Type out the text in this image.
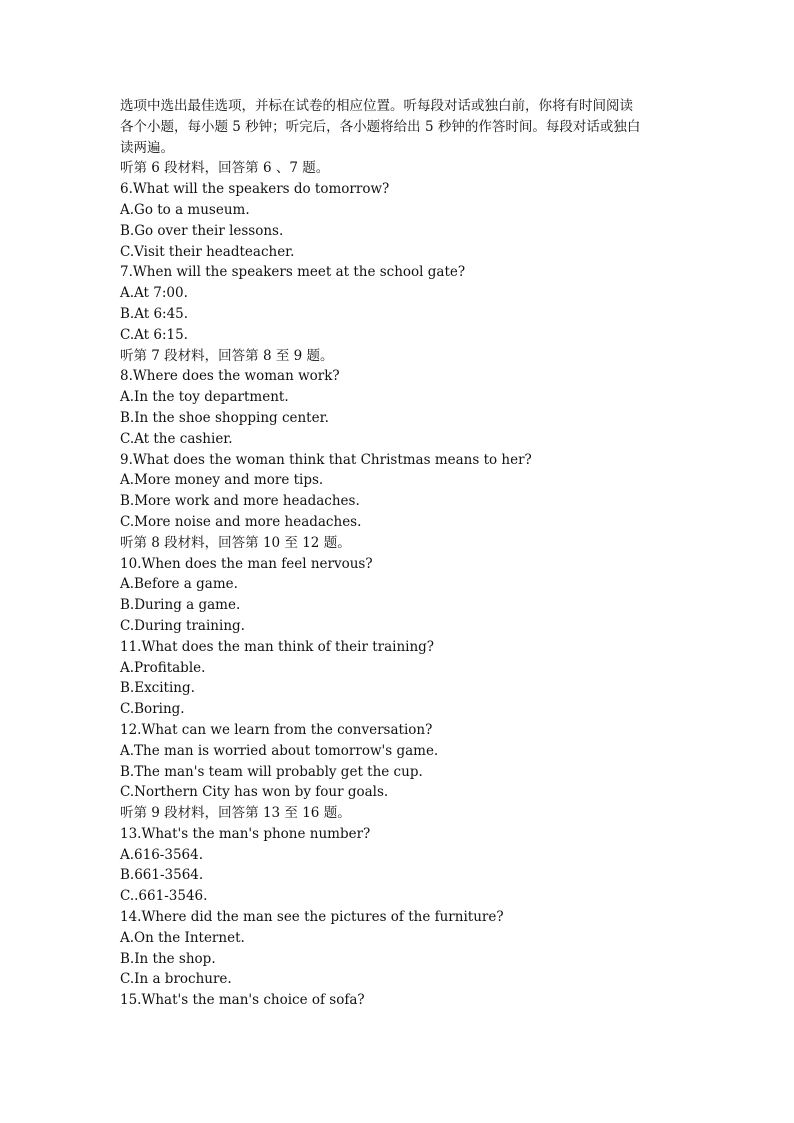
选项中选出最佳选项，并标在试卷的相应位置。听每段对话或独白前，你将有时间阅读
各个小题，每小题 5 秒钟；听完后，各小题将给出 5 秒钟的作答时间。每段对话或独白
读两遍。
听第 6 段材料，回答第 6 、7 题。
6.What will the speakers do tomorrow?
A.Go to a museum.
B.Go over their lessons.
C.Visit their headteacher.
7.When will the speakers meet at the school gate?
A.At 7:00.
B.At 6:45.
C.At 6:15.
听第 7 段材料，回答第 8 至 9 题。
8.Where does the woman work?
A.In the toy department.
B.In the shoe shopping center.
C.At the cashier.
9.What does the woman think that Christmas means to her?
A.More money and more tips.
B.More work and more headaches.
C.More noise and more headaches.
听第 8 段材料，回答第 10 至 12 题。
10.When does the man feel nervous?
A.Before a game.
B.During a game.
C.During training.
11.What does the man think of their training?
A.Profitable.
B.Exciting.
C.Boring.
12.What can we learn from the conversation?
A.The man is worried about tomorrow's game.
B.The man's team will probably get the cup.
C.Northern City has won by four goals.
听第 9 段材料，回答第 13 至 16 题。
13.What's the man's phone number?
A.616-3564.
B.661-3564.
C..661-3546.
14.Where did the man see the pictures of the furniture?
A.On the Internet.
B.In the shop.
C.In a brochure.
15.What's the man's choice of sofa?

○ ○ ○ ○ ○ ○ ○

▸ **Task details**
From the entries above, pull out each line that includes "Where".

▸ **Reply to the task**
8.Where does the woman work?
14.Where did the man see the pictures of the furniture?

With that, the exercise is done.